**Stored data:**
=====
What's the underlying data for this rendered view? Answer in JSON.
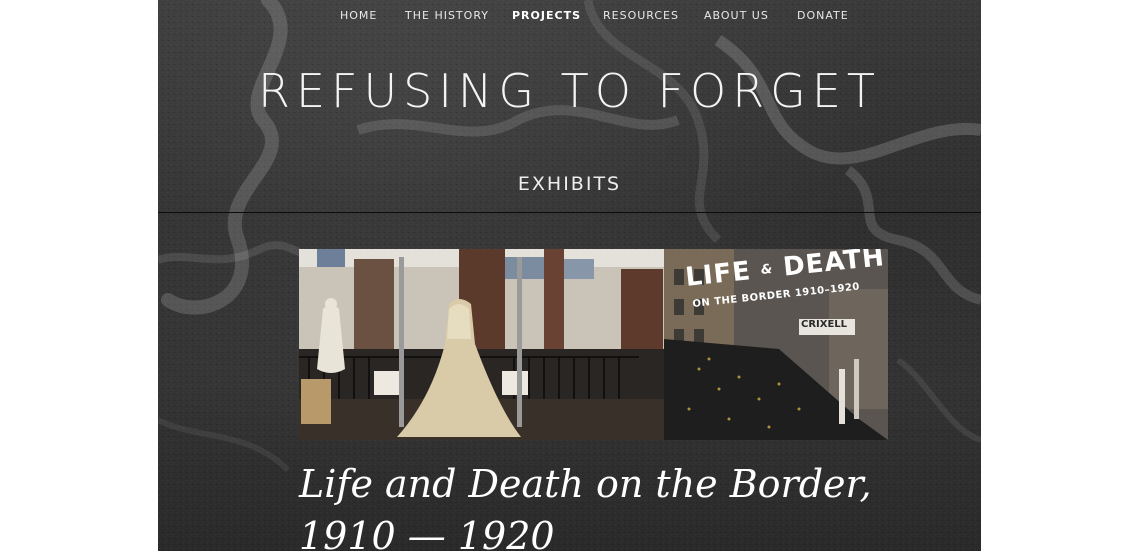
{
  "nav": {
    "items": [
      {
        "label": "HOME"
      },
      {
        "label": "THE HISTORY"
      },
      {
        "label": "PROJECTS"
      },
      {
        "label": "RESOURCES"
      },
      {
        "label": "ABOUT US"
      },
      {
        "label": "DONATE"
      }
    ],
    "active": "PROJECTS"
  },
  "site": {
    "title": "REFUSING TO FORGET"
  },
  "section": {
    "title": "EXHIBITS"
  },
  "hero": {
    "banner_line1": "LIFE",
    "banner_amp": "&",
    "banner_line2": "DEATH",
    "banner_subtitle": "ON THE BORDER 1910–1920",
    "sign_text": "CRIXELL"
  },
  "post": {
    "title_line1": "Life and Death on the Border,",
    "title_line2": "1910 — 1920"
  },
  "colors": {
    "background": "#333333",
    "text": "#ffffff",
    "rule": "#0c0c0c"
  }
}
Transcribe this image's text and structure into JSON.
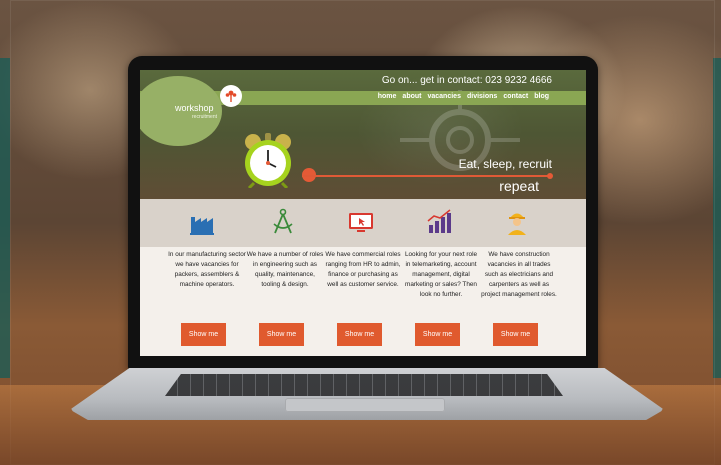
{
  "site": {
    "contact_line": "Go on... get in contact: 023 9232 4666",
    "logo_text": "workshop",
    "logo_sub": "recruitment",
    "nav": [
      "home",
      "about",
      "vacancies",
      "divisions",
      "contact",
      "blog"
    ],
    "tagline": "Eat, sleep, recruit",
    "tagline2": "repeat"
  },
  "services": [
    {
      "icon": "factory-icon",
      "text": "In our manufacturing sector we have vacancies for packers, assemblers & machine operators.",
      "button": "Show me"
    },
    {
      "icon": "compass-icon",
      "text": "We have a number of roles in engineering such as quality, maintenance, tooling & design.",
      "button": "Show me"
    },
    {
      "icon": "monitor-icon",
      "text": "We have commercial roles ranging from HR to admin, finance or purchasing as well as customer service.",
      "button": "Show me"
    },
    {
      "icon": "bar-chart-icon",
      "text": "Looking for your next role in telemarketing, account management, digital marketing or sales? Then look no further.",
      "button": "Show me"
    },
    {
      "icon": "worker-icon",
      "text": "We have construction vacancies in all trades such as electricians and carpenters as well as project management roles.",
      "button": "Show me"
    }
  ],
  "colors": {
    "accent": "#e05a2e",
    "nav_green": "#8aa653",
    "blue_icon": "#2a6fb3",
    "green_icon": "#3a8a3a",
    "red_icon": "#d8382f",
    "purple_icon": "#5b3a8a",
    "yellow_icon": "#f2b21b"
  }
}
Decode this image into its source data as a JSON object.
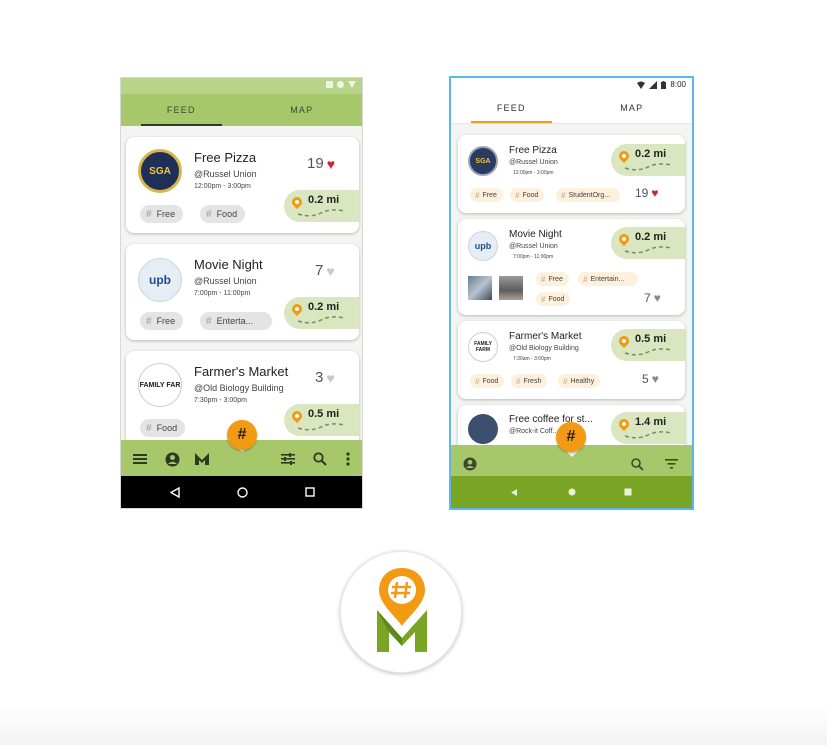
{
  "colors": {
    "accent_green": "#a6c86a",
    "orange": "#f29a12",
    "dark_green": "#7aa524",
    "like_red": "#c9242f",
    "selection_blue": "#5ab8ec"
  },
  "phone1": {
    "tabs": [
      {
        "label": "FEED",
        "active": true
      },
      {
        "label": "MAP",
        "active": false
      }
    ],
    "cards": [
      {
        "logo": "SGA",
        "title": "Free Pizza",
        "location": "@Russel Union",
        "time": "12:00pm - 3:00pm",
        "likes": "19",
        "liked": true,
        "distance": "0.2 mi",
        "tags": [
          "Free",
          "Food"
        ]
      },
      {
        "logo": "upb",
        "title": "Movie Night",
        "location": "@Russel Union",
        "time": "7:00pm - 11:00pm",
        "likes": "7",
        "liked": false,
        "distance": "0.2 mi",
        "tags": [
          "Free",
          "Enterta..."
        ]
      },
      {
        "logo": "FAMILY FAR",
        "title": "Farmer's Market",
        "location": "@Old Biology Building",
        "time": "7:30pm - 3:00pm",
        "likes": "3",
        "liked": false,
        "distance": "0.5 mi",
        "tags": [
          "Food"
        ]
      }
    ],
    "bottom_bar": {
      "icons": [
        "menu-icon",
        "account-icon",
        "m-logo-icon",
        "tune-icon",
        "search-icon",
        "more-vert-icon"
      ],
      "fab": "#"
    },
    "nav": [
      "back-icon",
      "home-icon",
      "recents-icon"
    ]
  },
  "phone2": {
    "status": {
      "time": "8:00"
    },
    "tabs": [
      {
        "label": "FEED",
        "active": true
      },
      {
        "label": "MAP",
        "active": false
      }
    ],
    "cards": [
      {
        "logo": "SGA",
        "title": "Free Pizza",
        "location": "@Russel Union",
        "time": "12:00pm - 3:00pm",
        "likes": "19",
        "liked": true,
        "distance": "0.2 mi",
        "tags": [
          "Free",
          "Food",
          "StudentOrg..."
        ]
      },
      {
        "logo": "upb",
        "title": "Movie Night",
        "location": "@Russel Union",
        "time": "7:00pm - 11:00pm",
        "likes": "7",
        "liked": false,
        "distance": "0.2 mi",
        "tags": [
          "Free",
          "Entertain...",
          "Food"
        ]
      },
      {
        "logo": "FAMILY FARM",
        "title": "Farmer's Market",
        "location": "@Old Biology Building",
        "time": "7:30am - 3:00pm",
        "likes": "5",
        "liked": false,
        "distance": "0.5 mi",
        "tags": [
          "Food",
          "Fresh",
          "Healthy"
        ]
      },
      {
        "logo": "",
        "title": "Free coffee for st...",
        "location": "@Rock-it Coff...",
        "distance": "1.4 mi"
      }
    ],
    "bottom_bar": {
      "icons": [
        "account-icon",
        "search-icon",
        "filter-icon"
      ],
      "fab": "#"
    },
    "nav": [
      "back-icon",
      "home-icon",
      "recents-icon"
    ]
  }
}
=====
**Task objective:**
Each entry must be retyped word for word, with every image omitted.

**Exercise result:**
What's the underlying data for this rendered view? Answer in JSON.
{
  "nav": {
    "items": [
      {
        "label": "HOME"
      },
      {
        "label": "THE HISTORY"
      },
      {
        "label": "PROJECTS"
      },
      {
        "label": "RESOURCES"
      },
      {
        "label": "ABOUT US"
      },
      {
        "label": "DONATE"
      }
    ],
    "active": "PROJECTS"
  },
  "site": {
    "title": "REFUSING TO FORGET"
  },
  "section": {
    "title": "EXHIBITS"
  },
  "hero": {
    "banner_line1": "LIFE",
    "banner_amp": "&",
    "banner_line2": "DEATH",
    "banner_subtitle": "ON THE BORDER 1910–1920",
    "sign_text": "CRIXELL"
  },
  "post": {
    "title_line1": "Life and Death on the Border,",
    "title_line2": "1910 — 1920"
  },
  "colors": {
    "background": "#333333",
    "text": "#ffffff",
    "rule": "#0c0c0c"
  }
}
Transcribe this image's text and structure into JSON.
{
  "site": {
    "contact_line": "Go on... get in contact: 023 9232 4666",
    "logo_text": "workshop",
    "logo_sub": "recruitment",
    "nav": [
      "home",
      "about",
      "vacancies",
      "divisions",
      "contact",
      "blog"
    ],
    "tagline": "Eat, sleep, recruit",
    "tagline2": "repeat"
  },
  "services": [
    {
      "icon": "factory-icon",
      "text": "In our manufacturing sector we have vacancies for packers, assemblers & machine operators.",
      "button": "Show me"
    },
    {
      "icon": "compass-icon",
      "text": "We have a number of roles in engineering such as quality, maintenance, tooling & design.",
      "button": "Show me"
    },
    {
      "icon": "monitor-icon",
      "text": "We have commercial roles ranging from HR to admin, finance or purchasing as well as customer service.",
      "button": "Show me"
    },
    {
      "icon": "bar-chart-icon",
      "text": "Looking for your next role in telemarketing, account management, digital marketing or sales? Then look no further.",
      "button": "Show me"
    },
    {
      "icon": "worker-icon",
      "text": "We have construction vacancies in all trades such as electricians and carpenters as well as project management roles.",
      "button": "Show me"
    }
  ],
  "colors": {
    "accent": "#e05a2e",
    "nav_green": "#8aa653",
    "blue_icon": "#2a6fb3",
    "green_icon": "#3a8a3a",
    "red_icon": "#d8382f",
    "purple_icon": "#5b3a8a",
    "yellow_icon": "#f2b21b"
  }
}
Decode this image into its source data as a JSON object.
{
  "colors": {
    "accent_green": "#a6c86a",
    "orange": "#f29a12",
    "dark_green": "#7aa524",
    "like_red": "#c9242f",
    "selection_blue": "#5ab8ec"
  },
  "phone1": {
    "tabs": [
      {
        "label": "FEED",
        "active": true
      },
      {
        "label": "MAP",
        "active": false
      }
    ],
    "cards": [
      {
        "logo": "SGA",
        "title": "Free Pizza",
        "location": "@Russel Union",
        "time": "12:00pm - 3:00pm",
        "likes": "19",
        "liked": true,
        "distance": "0.2 mi",
        "tags": [
          "Free",
          "Food"
        ]
      },
      {
        "logo": "upb",
        "title": "Movie Night",
        "location": "@Russel Union",
        "time": "7:00pm - 11:00pm",
        "likes": "7",
        "liked": false,
        "distance": "0.2 mi",
        "tags": [
          "Free",
          "Enterta..."
        ]
      },
      {
        "logo": "FAMILY FAR",
        "title": "Farmer's Market",
        "location": "@Old Biology Building",
        "time": "7:30pm - 3:00pm",
        "likes": "3",
        "liked": false,
        "distance": "0.5 mi",
        "tags": [
          "Food"
        ]
      }
    ],
    "bottom_bar": {
      "icons": [
        "menu-icon",
        "account-icon",
        "m-logo-icon",
        "tune-icon",
        "search-icon",
        "more-vert-icon"
      ],
      "fab": "#"
    },
    "nav": [
      "back-icon",
      "home-icon",
      "recents-icon"
    ]
  },
  "phone2": {
    "status": {
      "time": "8:00"
    },
    "tabs": [
      {
        "label": "FEED",
        "active": true
      },
      {
        "label": "MAP",
        "active": false
      }
    ],
    "cards": [
      {
        "logo": "SGA",
        "title": "Free Pizza",
        "location": "@Russel Union",
        "time": "12:00pm - 3:00pm",
        "likes": "19",
        "liked": true,
        "distance": "0.2 mi",
        "tags": [
          "Free",
          "Food",
          "StudentOrg..."
        ]
      },
      {
        "logo": "upb",
        "title": "Movie Night",
        "location": "@Russel Union",
        "time": "7:00pm - 11:00pm",
        "likes": "7",
        "liked": false,
        "distance": "0.2 mi",
        "tags": [
          "Free",
          "Entertain...",
          "Food"
        ]
      },
      {
        "logo": "FAMILY FARM",
        "title": "Farmer's Market",
        "location": "@Old Biology Building",
        "time": "7:30am - 3:00pm",
        "likes": "5",
        "liked": false,
        "distance": "0.5 mi",
        "tags": [
          "Food",
          "Fresh",
          "Healthy"
        ]
      },
      {
        "logo": "",
        "title": "Free coffee for st...",
        "location": "@Rock-it Coff...",
        "distance": "1.4 mi"
      }
    ],
    "bottom_bar": {
      "icons": [
        "account-icon",
        "search-icon",
        "filter-icon"
      ],
      "fab": "#"
    },
    "nav": [
      "back-icon",
      "home-icon",
      "recents-icon"
    ]
  }
}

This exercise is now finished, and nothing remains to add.